── Data records

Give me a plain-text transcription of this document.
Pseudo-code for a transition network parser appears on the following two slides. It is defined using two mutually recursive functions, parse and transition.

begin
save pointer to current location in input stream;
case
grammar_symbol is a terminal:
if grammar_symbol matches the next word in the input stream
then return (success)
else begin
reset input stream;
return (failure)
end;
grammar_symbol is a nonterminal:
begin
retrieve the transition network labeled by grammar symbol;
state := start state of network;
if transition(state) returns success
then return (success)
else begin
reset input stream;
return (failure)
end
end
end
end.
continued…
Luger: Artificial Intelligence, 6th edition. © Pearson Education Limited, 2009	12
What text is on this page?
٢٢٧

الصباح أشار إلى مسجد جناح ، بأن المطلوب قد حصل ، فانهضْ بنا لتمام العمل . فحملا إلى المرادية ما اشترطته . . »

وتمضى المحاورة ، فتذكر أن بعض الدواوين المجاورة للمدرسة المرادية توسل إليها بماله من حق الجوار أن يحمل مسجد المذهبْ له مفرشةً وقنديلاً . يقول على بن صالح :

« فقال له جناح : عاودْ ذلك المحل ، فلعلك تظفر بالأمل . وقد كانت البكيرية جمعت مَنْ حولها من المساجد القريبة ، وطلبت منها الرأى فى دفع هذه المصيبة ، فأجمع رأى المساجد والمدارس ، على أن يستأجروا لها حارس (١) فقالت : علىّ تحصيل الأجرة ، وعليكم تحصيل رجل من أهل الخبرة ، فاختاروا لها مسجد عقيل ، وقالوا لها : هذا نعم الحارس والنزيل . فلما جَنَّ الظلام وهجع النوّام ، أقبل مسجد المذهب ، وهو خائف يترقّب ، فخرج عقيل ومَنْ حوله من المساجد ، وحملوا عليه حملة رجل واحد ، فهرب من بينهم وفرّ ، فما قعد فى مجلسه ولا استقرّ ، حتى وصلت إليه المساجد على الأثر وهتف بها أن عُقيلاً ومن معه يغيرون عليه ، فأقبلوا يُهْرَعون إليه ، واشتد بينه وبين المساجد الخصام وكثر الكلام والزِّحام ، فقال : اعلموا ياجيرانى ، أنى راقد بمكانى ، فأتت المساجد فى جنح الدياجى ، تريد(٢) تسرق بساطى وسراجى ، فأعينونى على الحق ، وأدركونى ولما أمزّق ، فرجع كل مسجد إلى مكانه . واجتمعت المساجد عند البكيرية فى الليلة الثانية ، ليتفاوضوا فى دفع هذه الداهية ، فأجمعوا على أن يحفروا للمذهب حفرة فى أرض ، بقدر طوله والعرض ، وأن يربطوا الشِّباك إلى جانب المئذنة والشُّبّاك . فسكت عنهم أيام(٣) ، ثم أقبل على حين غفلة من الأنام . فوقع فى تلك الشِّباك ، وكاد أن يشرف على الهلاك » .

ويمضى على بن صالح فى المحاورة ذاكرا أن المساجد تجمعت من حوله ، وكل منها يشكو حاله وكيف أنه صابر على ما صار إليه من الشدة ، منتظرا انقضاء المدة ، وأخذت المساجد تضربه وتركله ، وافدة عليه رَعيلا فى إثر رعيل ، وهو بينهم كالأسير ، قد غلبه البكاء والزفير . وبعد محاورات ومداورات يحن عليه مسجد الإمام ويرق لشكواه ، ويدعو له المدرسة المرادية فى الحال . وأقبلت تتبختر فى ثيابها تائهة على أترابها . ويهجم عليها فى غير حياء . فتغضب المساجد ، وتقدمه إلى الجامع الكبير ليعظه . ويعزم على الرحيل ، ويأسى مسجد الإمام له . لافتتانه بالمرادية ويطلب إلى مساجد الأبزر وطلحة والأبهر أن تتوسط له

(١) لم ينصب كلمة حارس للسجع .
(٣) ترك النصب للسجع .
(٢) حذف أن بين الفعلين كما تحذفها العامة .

────

**Set task**
Extract all of the material exactly as it is written.

**Exercise solution**
Give me a plain-text transcription of this document.
Pseudo-code for a transition network parser appears on the following two slides. It is defined using two mutually recursive functions, parse and transition.

begin
save pointer to current location in input stream;
case
grammar_symbol is a terminal:
if grammar_symbol matches the next word in the input stream
then return (success)
else begin
reset input stream;
return (failure)
end;
grammar_symbol is a nonterminal:
begin
retrieve the transition network labeled by grammar symbol;
state := start state of network;
if transition(state) returns success
then return (success)
else begin
reset input stream;
return (failure)
end
end
end
end.
continued…
Luger: Artificial Intelligence, 6th edition. © Pearson Education Limited, 2009	12
What text is on this page?
٢٢٧

الصباح أشار إلى مسجد جناح ، بأن المطلوب قد حصل ، فانهضْ بنا لتمام العمل . فحملا إلى المرادية ما اشترطته . . »

وتمضى المحاورة ، فتذكر أن بعض الدواوين المجاورة للمدرسة المرادية توسل إليها بماله من حق الجوار أن يحمل مسجد المذهبْ له مفرشةً وقنديلاً . يقول على بن صالح :

« فقال له جناح : عاودْ ذلك المحل ، فلعلك تظفر بالأمل . وقد كانت البكيرية جمعت مَنْ حولها من المساجد القريبة ، وطلبت منها الرأى فى دفع هذه المصيبة ، فأجمع رأى المساجد والمدارس ، على أن يستأجروا لها حارس (١) فقالت : علىّ تحصيل الأجرة ، وعليكم تحصيل رجل من أهل الخبرة ، فاختاروا لها مسجد عقيل ، وقالوا لها : هذا نعم الحارس والنزيل . فلما جَنَّ الظلام وهجع النوّام ، أقبل مسجد المذهب ، وهو خائف يترقّب ، فخرج عقيل ومَنْ حوله من المساجد ، وحملوا عليه حملة رجل واحد ، فهرب من بينهم وفرّ ، فما قعد فى مجلسه ولا استقرّ ، حتى وصلت إليه المساجد على الأثر وهتف بها أن عُقيلاً ومن معه يغيرون عليه ، فأقبلوا يُهْرَعون إليه ، واشتد بينه وبين المساجد الخصام وكثر الكلام والزِّحام ، فقال : اعلموا ياجيرانى ، أنى راقد بمكانى ، فأتت المساجد فى جنح الدياجى ، تريد(٢) تسرق بساطى وسراجى ، فأعينونى على الحق ، وأدركونى ولما أمزّق ، فرجع كل مسجد إلى مكانه . واجتمعت المساجد عند البكيرية فى الليلة الثانية ، ليتفاوضوا فى دفع هذه الداهية ، فأجمعوا على أن يحفروا للمذهب حفرة فى أرض ، بقدر طوله والعرض ، وأن يربطوا الشِّباك إلى جانب المئذنة والشُّبّاك . فسكت عنهم أيام(٣) ، ثم أقبل على حين غفلة من الأنام . فوقع فى تلك الشِّباك ، وكاد أن يشرف على الهلاك » .

ويمضى على بن صالح فى المحاورة ذاكرا أن المساجد تجمعت من حوله ، وكل منها يشكو حاله وكيف أنه صابر على ما صار إليه من الشدة ، منتظرا انقضاء المدة ، وأخذت المساجد تضربه وتركله ، وافدة عليه رَعيلا فى إثر رعيل ، وهو بينهم كالأسير ، قد غلبه البكاء والزفير . وبعد محاورات ومداورات يحن عليه مسجد الإمام ويرق لشكواه ، ويدعو له المدرسة المرادية فى الحال . وأقبلت تتبختر فى ثيابها تائهة على أترابها . ويهجم عليها فى غير حياء . فتغضب المساجد ، وتقدمه إلى الجامع الكبير ليعظه . ويعزم على الرحيل ، ويأسى مسجد الإمام له . لافتتانه بالمرادية ويطلب إلى مساجد الأبزر وطلحة والأبهر أن تتوسط له

(١) لم ينصب كلمة حارس للسجع .
(٣) ترك النصب للسجع .
(٢) حذف أن بين الفعلين كما تحذفها العامة .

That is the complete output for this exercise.